# Task brief:
Repeat the whole listing exactly as written.

# Input data:
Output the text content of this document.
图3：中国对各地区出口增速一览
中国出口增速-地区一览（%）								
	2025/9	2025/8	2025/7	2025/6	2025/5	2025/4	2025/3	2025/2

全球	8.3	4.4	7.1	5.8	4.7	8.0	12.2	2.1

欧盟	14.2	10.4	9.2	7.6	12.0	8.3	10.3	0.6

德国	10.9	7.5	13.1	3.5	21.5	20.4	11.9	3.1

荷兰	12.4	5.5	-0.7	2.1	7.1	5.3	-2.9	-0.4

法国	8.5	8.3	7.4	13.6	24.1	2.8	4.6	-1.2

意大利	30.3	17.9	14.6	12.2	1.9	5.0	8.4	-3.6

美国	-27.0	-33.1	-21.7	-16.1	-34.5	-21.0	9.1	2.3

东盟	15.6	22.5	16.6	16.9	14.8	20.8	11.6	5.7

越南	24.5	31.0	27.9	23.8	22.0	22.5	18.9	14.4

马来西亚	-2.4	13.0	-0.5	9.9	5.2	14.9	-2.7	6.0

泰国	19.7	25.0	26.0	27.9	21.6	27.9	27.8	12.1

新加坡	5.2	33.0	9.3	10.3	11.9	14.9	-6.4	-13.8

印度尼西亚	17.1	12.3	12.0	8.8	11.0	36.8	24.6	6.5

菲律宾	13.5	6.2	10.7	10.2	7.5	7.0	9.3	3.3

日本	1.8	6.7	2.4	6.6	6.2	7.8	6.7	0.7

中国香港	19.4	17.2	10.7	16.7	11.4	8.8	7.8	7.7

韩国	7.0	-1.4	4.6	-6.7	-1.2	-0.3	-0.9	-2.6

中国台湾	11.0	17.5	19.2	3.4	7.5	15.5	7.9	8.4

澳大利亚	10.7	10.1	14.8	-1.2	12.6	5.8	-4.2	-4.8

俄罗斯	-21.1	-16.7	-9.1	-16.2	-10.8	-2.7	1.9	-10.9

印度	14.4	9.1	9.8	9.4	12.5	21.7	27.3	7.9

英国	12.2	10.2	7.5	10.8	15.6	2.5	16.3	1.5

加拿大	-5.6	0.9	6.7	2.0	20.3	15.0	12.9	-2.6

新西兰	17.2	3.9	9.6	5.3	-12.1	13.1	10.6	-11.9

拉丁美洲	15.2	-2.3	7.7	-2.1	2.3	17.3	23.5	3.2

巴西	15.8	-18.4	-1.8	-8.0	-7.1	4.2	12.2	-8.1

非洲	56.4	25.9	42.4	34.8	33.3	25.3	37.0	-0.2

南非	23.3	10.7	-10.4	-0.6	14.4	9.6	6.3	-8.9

# Correct output:
Output the text content of this document.
图3：中国对各地区出口增速一览
中国出口增速-地区一览（%）								
	2025/9	2025/8	2025/7	2025/6	2025/5	2025/4	2025/3	2025/2

全球	8.3	4.4	7.1	5.8	4.7	8.0	12.2	2.1

欧盟	14.2	10.4	9.2	7.6	12.0	8.3	10.3	0.6

德国	10.9	7.5	13.1	3.5	21.5	20.4	11.9	3.1

荷兰	12.4	5.5	-0.7	2.1	7.1	5.3	-2.9	-0.4

法国	8.5	8.3	7.4	13.6	24.1	2.8	4.6	-1.2

意大利	30.3	17.9	14.6	12.2	1.9	5.0	8.4	-3.6

美国	-27.0	-33.1	-21.7	-16.1	-34.5	-21.0	9.1	2.3

东盟	15.6	22.5	16.6	16.9	14.8	20.8	11.6	5.7

越南	24.5	31.0	27.9	23.8	22.0	22.5	18.9	14.4

马来西亚	-2.4	13.0	-0.5	9.9	5.2	14.9	-2.7	6.0

泰国	19.7	25.0	26.0	27.9	21.6	27.9	27.8	12.1

新加坡	5.2	33.0	9.3	10.3	11.9	14.9	-6.4	-13.8

印度尼西亚	17.1	12.3	12.0	8.8	11.0	36.8	24.6	6.5

菲律宾	13.5	6.2	10.7	10.2	7.5	7.0	9.3	3.3

日本	1.8	6.7	2.4	6.6	6.2	7.8	6.7	0.7

中国香港	19.4	17.2	10.7	16.7	11.4	8.8	7.8	7.7

韩国	7.0	-1.4	4.6	-6.7	-1.2	-0.3	-0.9	-2.6

中国台湾	11.0	17.5	19.2	3.4	7.5	15.5	7.9	8.4

澳大利亚	10.7	10.1	14.8	-1.2	12.6	5.8	-4.2	-4.8

俄罗斯	-21.1	-16.7	-9.1	-16.2	-10.8	-2.7	1.9	-10.9

印度	14.4	9.1	9.8	9.4	12.5	21.7	27.3	7.9

英国	12.2	10.2	7.5	10.8	15.6	2.5	16.3	1.5

加拿大	-5.6	0.9	6.7	2.0	20.3	15.0	12.9	-2.6

新西兰	17.2	3.9	9.6	5.3	-12.1	13.1	10.6	-11.9

拉丁美洲	15.2	-2.3	7.7	-2.1	2.3	17.3	23.5	3.2

巴西	15.8	-18.4	-1.8	-8.0	-7.1	4.2	12.2	-8.1

非洲	56.4	25.9	42.4	34.8	33.3	25.3	37.0	-0.2

南非	23.3	10.7	-10.4	-0.6	14.4	9.6	6.3	-8.9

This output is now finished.